▶ Exercise
Which lines in the records below contain the word "LANE"? Copy each of them.

Figure data in JSON

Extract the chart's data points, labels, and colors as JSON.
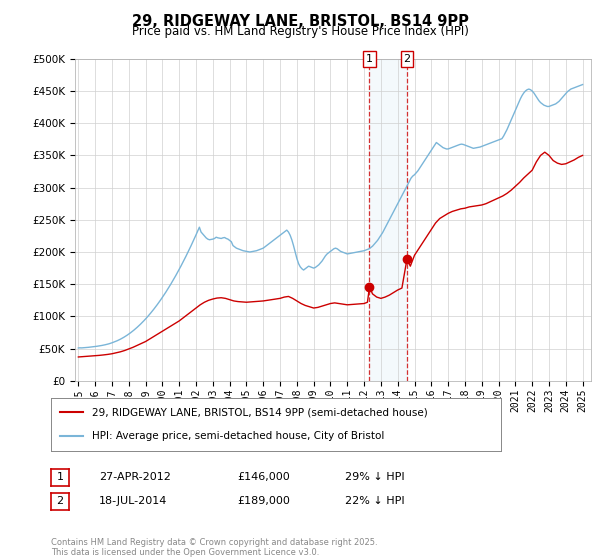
{
  "title": "29, RIDGEWAY LANE, BRISTOL, BS14 9PP",
  "subtitle": "Price paid vs. HM Land Registry's House Price Index (HPI)",
  "ylim": [
    0,
    500000
  ],
  "yticks": [
    0,
    50000,
    100000,
    150000,
    200000,
    250000,
    300000,
    350000,
    400000,
    450000,
    500000
  ],
  "legend_line1": "29, RIDGEWAY LANE, BRISTOL, BS14 9PP (semi-detached house)",
  "legend_line2": "HPI: Average price, semi-detached house, City of Bristol",
  "annotation1": {
    "label": "1",
    "date": "27-APR-2012",
    "price": "£146,000",
    "hpi": "29% ↓ HPI",
    "x_year": 2012.32,
    "y": 146000
  },
  "annotation2": {
    "label": "2",
    "date": "18-JUL-2014",
    "price": "£189,000",
    "hpi": "22% ↓ HPI",
    "x_year": 2014.55,
    "y": 189000
  },
  "copyright": "Contains HM Land Registry data © Crown copyright and database right 2025.\nThis data is licensed under the Open Government Licence v3.0.",
  "hpi_color": "#7ab5d8",
  "price_color": "#cc0000",
  "hpi_data": [
    [
      1995.0,
      51000
    ],
    [
      1995.1,
      51200
    ],
    [
      1995.2,
      51100
    ],
    [
      1995.3,
      51300
    ],
    [
      1995.4,
      51500
    ],
    [
      1995.5,
      51800
    ],
    [
      1995.6,
      52000
    ],
    [
      1995.7,
      52300
    ],
    [
      1995.8,
      52600
    ],
    [
      1995.9,
      52900
    ],
    [
      1996.0,
      53200
    ],
    [
      1996.1,
      53600
    ],
    [
      1996.2,
      54000
    ],
    [
      1996.3,
      54400
    ],
    [
      1996.4,
      54900
    ],
    [
      1996.5,
      55400
    ],
    [
      1996.6,
      56000
    ],
    [
      1996.7,
      56600
    ],
    [
      1996.8,
      57300
    ],
    [
      1996.9,
      58100
    ],
    [
      1997.0,
      59000
    ],
    [
      1997.1,
      60000
    ],
    [
      1997.2,
      61000
    ],
    [
      1997.3,
      62100
    ],
    [
      1997.4,
      63300
    ],
    [
      1997.5,
      64600
    ],
    [
      1997.6,
      66000
    ],
    [
      1997.7,
      67500
    ],
    [
      1997.8,
      69100
    ],
    [
      1997.9,
      70800
    ],
    [
      1998.0,
      72600
    ],
    [
      1998.1,
      74500
    ],
    [
      1998.2,
      76500
    ],
    [
      1998.3,
      78600
    ],
    [
      1998.4,
      80800
    ],
    [
      1998.5,
      83100
    ],
    [
      1998.6,
      85500
    ],
    [
      1998.7,
      88000
    ],
    [
      1998.8,
      90600
    ],
    [
      1998.9,
      93300
    ],
    [
      1999.0,
      96100
    ],
    [
      1999.1,
      99000
    ],
    [
      1999.2,
      102000
    ],
    [
      1999.3,
      105100
    ],
    [
      1999.4,
      108300
    ],
    [
      1999.5,
      111600
    ],
    [
      1999.6,
      115000
    ],
    [
      1999.7,
      118500
    ],
    [
      1999.8,
      122100
    ],
    [
      1999.9,
      125800
    ],
    [
      2000.0,
      129600
    ],
    [
      2000.1,
      133500
    ],
    [
      2000.2,
      137500
    ],
    [
      2000.3,
      141600
    ],
    [
      2000.4,
      145800
    ],
    [
      2000.5,
      150100
    ],
    [
      2000.6,
      154500
    ],
    [
      2000.7,
      159000
    ],
    [
      2000.8,
      163600
    ],
    [
      2000.9,
      168300
    ],
    [
      2001.0,
      173100
    ],
    [
      2001.1,
      178000
    ],
    [
      2001.2,
      183000
    ],
    [
      2001.3,
      188100
    ],
    [
      2001.4,
      193300
    ],
    [
      2001.5,
      198600
    ],
    [
      2001.6,
      204000
    ],
    [
      2001.7,
      209500
    ],
    [
      2001.8,
      215100
    ],
    [
      2001.9,
      220800
    ],
    [
      2002.0,
      226600
    ],
    [
      2002.1,
      232500
    ],
    [
      2002.2,
      238500
    ],
    [
      2002.3,
      231000
    ],
    [
      2002.4,
      228000
    ],
    [
      2002.5,
      225000
    ],
    [
      2002.6,
      222000
    ],
    [
      2002.7,
      220000
    ],
    [
      2002.8,
      219000
    ],
    [
      2002.9,
      219500
    ],
    [
      2003.0,
      220000
    ],
    [
      2003.1,
      221000
    ],
    [
      2003.2,
      223000
    ],
    [
      2003.3,
      222000
    ],
    [
      2003.4,
      221500
    ],
    [
      2003.5,
      221000
    ],
    [
      2003.6,
      222000
    ],
    [
      2003.7,
      222500
    ],
    [
      2003.8,
      221000
    ],
    [
      2003.9,
      220000
    ],
    [
      2004.0,
      218000
    ],
    [
      2004.1,
      216000
    ],
    [
      2004.2,
      210000
    ],
    [
      2004.3,
      208000
    ],
    [
      2004.4,
      206000
    ],
    [
      2004.5,
      205000
    ],
    [
      2004.6,
      204000
    ],
    [
      2004.7,
      203000
    ],
    [
      2004.8,
      202000
    ],
    [
      2004.9,
      201500
    ],
    [
      2005.0,
      201000
    ],
    [
      2005.1,
      200500
    ],
    [
      2005.2,
      200000
    ],
    [
      2005.3,
      200500
    ],
    [
      2005.4,
      201000
    ],
    [
      2005.5,
      201500
    ],
    [
      2005.6,
      202000
    ],
    [
      2005.7,
      203000
    ],
    [
      2005.8,
      204000
    ],
    [
      2005.9,
      205000
    ],
    [
      2006.0,
      206000
    ],
    [
      2006.1,
      208000
    ],
    [
      2006.2,
      210000
    ],
    [
      2006.3,
      212000
    ],
    [
      2006.4,
      214000
    ],
    [
      2006.5,
      216000
    ],
    [
      2006.6,
      218000
    ],
    [
      2006.7,
      220000
    ],
    [
      2006.8,
      222000
    ],
    [
      2006.9,
      224000
    ],
    [
      2007.0,
      226000
    ],
    [
      2007.1,
      228000
    ],
    [
      2007.2,
      230000
    ],
    [
      2007.3,
      232000
    ],
    [
      2007.4,
      234000
    ],
    [
      2007.5,
      231000
    ],
    [
      2007.6,
      226000
    ],
    [
      2007.7,
      219000
    ],
    [
      2007.8,
      210000
    ],
    [
      2007.9,
      200000
    ],
    [
      2008.0,
      190000
    ],
    [
      2008.1,
      182000
    ],
    [
      2008.2,
      177000
    ],
    [
      2008.3,
      174000
    ],
    [
      2008.4,
      172000
    ],
    [
      2008.5,
      174000
    ],
    [
      2008.6,
      176000
    ],
    [
      2008.7,
      178000
    ],
    [
      2008.8,
      177000
    ],
    [
      2008.9,
      176000
    ],
    [
      2009.0,
      175000
    ],
    [
      2009.1,
      176000
    ],
    [
      2009.2,
      178000
    ],
    [
      2009.3,
      180000
    ],
    [
      2009.4,
      183000
    ],
    [
      2009.5,
      186000
    ],
    [
      2009.6,
      190000
    ],
    [
      2009.7,
      194000
    ],
    [
      2009.8,
      197000
    ],
    [
      2009.9,
      199000
    ],
    [
      2010.0,
      201000
    ],
    [
      2010.1,
      203000
    ],
    [
      2010.2,
      205000
    ],
    [
      2010.3,
      206000
    ],
    [
      2010.4,
      205000
    ],
    [
      2010.5,
      203000
    ],
    [
      2010.6,
      201000
    ],
    [
      2010.7,
      200000
    ],
    [
      2010.8,
      199000
    ],
    [
      2010.9,
      198000
    ],
    [
      2011.0,
      197000
    ],
    [
      2011.1,
      197500
    ],
    [
      2011.2,
      198000
    ],
    [
      2011.3,
      198500
    ],
    [
      2011.4,
      199000
    ],
    [
      2011.5,
      199500
    ],
    [
      2011.6,
      200000
    ],
    [
      2011.7,
      200500
    ],
    [
      2011.8,
      201000
    ],
    [
      2011.9,
      201500
    ],
    [
      2012.0,
      202000
    ],
    [
      2012.1,
      203000
    ],
    [
      2012.2,
      204000
    ],
    [
      2012.3,
      205000
    ],
    [
      2012.4,
      207000
    ],
    [
      2012.5,
      209000
    ],
    [
      2012.6,
      212000
    ],
    [
      2012.7,
      215000
    ],
    [
      2012.8,
      218000
    ],
    [
      2012.9,
      222000
    ],
    [
      2013.0,
      226000
    ],
    [
      2013.1,
      230000
    ],
    [
      2013.2,
      235000
    ],
    [
      2013.3,
      240000
    ],
    [
      2013.4,
      245000
    ],
    [
      2013.5,
      250000
    ],
    [
      2013.6,
      255000
    ],
    [
      2013.7,
      260000
    ],
    [
      2013.8,
      265000
    ],
    [
      2013.9,
      270000
    ],
    [
      2014.0,
      275000
    ],
    [
      2014.1,
      280000
    ],
    [
      2014.2,
      285000
    ],
    [
      2014.3,
      290000
    ],
    [
      2014.4,
      295000
    ],
    [
      2014.5,
      300000
    ],
    [
      2014.6,
      305000
    ],
    [
      2014.7,
      310000
    ],
    [
      2014.8,
      315000
    ],
    [
      2014.9,
      318000
    ],
    [
      2015.0,
      320000
    ],
    [
      2015.1,
      323000
    ],
    [
      2015.2,
      326000
    ],
    [
      2015.3,
      330000
    ],
    [
      2015.4,
      334000
    ],
    [
      2015.5,
      338000
    ],
    [
      2015.6,
      342000
    ],
    [
      2015.7,
      346000
    ],
    [
      2015.8,
      350000
    ],
    [
      2015.9,
      354000
    ],
    [
      2016.0,
      358000
    ],
    [
      2016.1,
      362000
    ],
    [
      2016.2,
      366000
    ],
    [
      2016.3,
      370000
    ],
    [
      2016.4,
      368000
    ],
    [
      2016.5,
      366000
    ],
    [
      2016.6,
      364000
    ],
    [
      2016.7,
      362000
    ],
    [
      2016.8,
      361000
    ],
    [
      2016.9,
      360000
    ],
    [
      2017.0,
      360000
    ],
    [
      2017.1,
      361000
    ],
    [
      2017.2,
      362000
    ],
    [
      2017.3,
      363000
    ],
    [
      2017.4,
      364000
    ],
    [
      2017.5,
      365000
    ],
    [
      2017.6,
      366000
    ],
    [
      2017.7,
      367000
    ],
    [
      2017.8,
      367500
    ],
    [
      2017.9,
      367000
    ],
    [
      2018.0,
      366000
    ],
    [
      2018.1,
      365000
    ],
    [
      2018.2,
      364000
    ],
    [
      2018.3,
      363000
    ],
    [
      2018.4,
      362000
    ],
    [
      2018.5,
      361000
    ],
    [
      2018.6,
      361500
    ],
    [
      2018.7,
      362000
    ],
    [
      2018.8,
      362500
    ],
    [
      2018.9,
      363000
    ],
    [
      2019.0,
      364000
    ],
    [
      2019.1,
      365000
    ],
    [
      2019.2,
      366000
    ],
    [
      2019.3,
      367000
    ],
    [
      2019.4,
      368000
    ],
    [
      2019.5,
      369000
    ],
    [
      2019.6,
      370000
    ],
    [
      2019.7,
      371000
    ],
    [
      2019.8,
      372000
    ],
    [
      2019.9,
      373000
    ],
    [
      2020.0,
      374000
    ],
    [
      2020.1,
      375000
    ],
    [
      2020.2,
      376000
    ],
    [
      2020.3,
      380000
    ],
    [
      2020.4,
      385000
    ],
    [
      2020.5,
      390000
    ],
    [
      2020.6,
      396000
    ],
    [
      2020.7,
      402000
    ],
    [
      2020.8,
      408000
    ],
    [
      2020.9,
      414000
    ],
    [
      2021.0,
      420000
    ],
    [
      2021.1,
      426000
    ],
    [
      2021.2,
      432000
    ],
    [
      2021.3,
      438000
    ],
    [
      2021.4,
      443000
    ],
    [
      2021.5,
      447000
    ],
    [
      2021.6,
      450000
    ],
    [
      2021.7,
      452000
    ],
    [
      2021.8,
      453000
    ],
    [
      2021.9,
      452000
    ],
    [
      2022.0,
      450000
    ],
    [
      2022.1,
      447000
    ],
    [
      2022.2,
      443000
    ],
    [
      2022.3,
      439000
    ],
    [
      2022.4,
      435000
    ],
    [
      2022.5,
      432000
    ],
    [
      2022.6,
      430000
    ],
    [
      2022.7,
      428000
    ],
    [
      2022.8,
      427000
    ],
    [
      2022.9,
      426000
    ],
    [
      2023.0,
      426000
    ],
    [
      2023.1,
      427000
    ],
    [
      2023.2,
      428000
    ],
    [
      2023.3,
      429000
    ],
    [
      2023.4,
      430000
    ],
    [
      2023.5,
      432000
    ],
    [
      2023.6,
      434000
    ],
    [
      2023.7,
      437000
    ],
    [
      2023.8,
      440000
    ],
    [
      2023.9,
      443000
    ],
    [
      2024.0,
      446000
    ],
    [
      2024.1,
      449000
    ],
    [
      2024.2,
      451000
    ],
    [
      2024.3,
      453000
    ],
    [
      2024.4,
      454000
    ],
    [
      2024.5,
      455000
    ],
    [
      2024.6,
      456000
    ],
    [
      2024.7,
      457000
    ],
    [
      2024.8,
      458000
    ],
    [
      2024.9,
      459000
    ],
    [
      2025.0,
      460000
    ]
  ],
  "price_data": [
    [
      1995.0,
      37000
    ],
    [
      1995.25,
      37500
    ],
    [
      1995.5,
      38000
    ],
    [
      1995.75,
      38500
    ],
    [
      1996.0,
      39000
    ],
    [
      1996.25,
      39500
    ],
    [
      1996.5,
      40200
    ],
    [
      1996.75,
      41000
    ],
    [
      1997.0,
      42000
    ],
    [
      1997.25,
      43500
    ],
    [
      1997.5,
      45000
    ],
    [
      1997.75,
      47000
    ],
    [
      1998.0,
      49500
    ],
    [
      1998.25,
      52000
    ],
    [
      1998.5,
      55000
    ],
    [
      1998.75,
      58000
    ],
    [
      1999.0,
      61000
    ],
    [
      1999.25,
      65000
    ],
    [
      1999.5,
      69000
    ],
    [
      1999.75,
      73000
    ],
    [
      2000.0,
      77000
    ],
    [
      2000.25,
      81000
    ],
    [
      2000.5,
      85000
    ],
    [
      2000.75,
      89000
    ],
    [
      2001.0,
      93000
    ],
    [
      2001.25,
      98000
    ],
    [
      2001.5,
      103000
    ],
    [
      2001.75,
      108000
    ],
    [
      2002.0,
      113000
    ],
    [
      2002.25,
      118000
    ],
    [
      2002.5,
      122000
    ],
    [
      2002.75,
      125000
    ],
    [
      2003.0,
      127000
    ],
    [
      2003.25,
      128500
    ],
    [
      2003.5,
      129000
    ],
    [
      2003.75,
      128000
    ],
    [
      2004.0,
      126000
    ],
    [
      2004.25,
      124000
    ],
    [
      2004.5,
      123000
    ],
    [
      2004.75,
      122500
    ],
    [
      2005.0,
      122000
    ],
    [
      2005.25,
      122500
    ],
    [
      2005.5,
      123000
    ],
    [
      2005.75,
      123500
    ],
    [
      2006.0,
      124000
    ],
    [
      2006.25,
      125000
    ],
    [
      2006.5,
      126000
    ],
    [
      2006.75,
      127000
    ],
    [
      2007.0,
      128000
    ],
    [
      2007.25,
      130000
    ],
    [
      2007.5,
      131000
    ],
    [
      2007.75,
      128000
    ],
    [
      2008.0,
      124000
    ],
    [
      2008.25,
      120000
    ],
    [
      2008.5,
      117000
    ],
    [
      2008.75,
      115000
    ],
    [
      2009.0,
      113000
    ],
    [
      2009.25,
      114000
    ],
    [
      2009.5,
      116000
    ],
    [
      2009.75,
      118000
    ],
    [
      2010.0,
      120000
    ],
    [
      2010.25,
      121000
    ],
    [
      2010.5,
      120000
    ],
    [
      2010.75,
      119000
    ],
    [
      2011.0,
      118000
    ],
    [
      2011.25,
      118500
    ],
    [
      2011.5,
      119000
    ],
    [
      2011.75,
      119500
    ],
    [
      2012.0,
      120000
    ],
    [
      2012.1,
      121000
    ],
    [
      2012.2,
      122000
    ],
    [
      2012.32,
      146000
    ],
    [
      2012.5,
      135000
    ],
    [
      2012.75,
      130000
    ],
    [
      2013.0,
      128000
    ],
    [
      2013.25,
      130000
    ],
    [
      2013.5,
      133000
    ],
    [
      2013.75,
      137000
    ],
    [
      2014.0,
      141000
    ],
    [
      2014.25,
      144000
    ],
    [
      2014.55,
      189000
    ],
    [
      2014.75,
      178000
    ],
    [
      2015.0,
      195000
    ],
    [
      2015.25,
      205000
    ],
    [
      2015.5,
      215000
    ],
    [
      2015.75,
      225000
    ],
    [
      2016.0,
      235000
    ],
    [
      2016.25,
      245000
    ],
    [
      2016.5,
      252000
    ],
    [
      2016.75,
      256000
    ],
    [
      2017.0,
      260000
    ],
    [
      2017.25,
      263000
    ],
    [
      2017.5,
      265000
    ],
    [
      2017.75,
      267000
    ],
    [
      2018.0,
      268000
    ],
    [
      2018.25,
      270000
    ],
    [
      2018.5,
      271000
    ],
    [
      2018.75,
      272000
    ],
    [
      2019.0,
      273000
    ],
    [
      2019.25,
      275000
    ],
    [
      2019.5,
      278000
    ],
    [
      2019.75,
      281000
    ],
    [
      2020.0,
      284000
    ],
    [
      2020.25,
      287000
    ],
    [
      2020.5,
      291000
    ],
    [
      2020.75,
      296000
    ],
    [
      2021.0,
      302000
    ],
    [
      2021.25,
      308000
    ],
    [
      2021.5,
      315000
    ],
    [
      2021.75,
      321000
    ],
    [
      2022.0,
      327000
    ],
    [
      2022.25,
      340000
    ],
    [
      2022.5,
      350000
    ],
    [
      2022.75,
      355000
    ],
    [
      2023.0,
      350000
    ],
    [
      2023.25,
      342000
    ],
    [
      2023.5,
      338000
    ],
    [
      2023.75,
      336000
    ],
    [
      2024.0,
      337000
    ],
    [
      2024.25,
      340000
    ],
    [
      2024.5,
      343000
    ],
    [
      2024.75,
      347000
    ],
    [
      2025.0,
      350000
    ]
  ],
  "xlim": [
    1994.8,
    2025.5
  ],
  "xticks": [
    1995,
    1996,
    1997,
    1998,
    1999,
    2000,
    2001,
    2002,
    2003,
    2004,
    2005,
    2006,
    2007,
    2008,
    2009,
    2010,
    2011,
    2012,
    2013,
    2014,
    2015,
    2016,
    2017,
    2018,
    2019,
    2020,
    2021,
    2022,
    2023,
    2024,
    2025
  ]
}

▶ Expected answer
  "title": "29, RIDGEWAY LANE, BRISTOL, BS14 9PP",
  "legend_line1": "29, RIDGEWAY LANE, BRISTOL, BS14 9PP (semi-detached house)",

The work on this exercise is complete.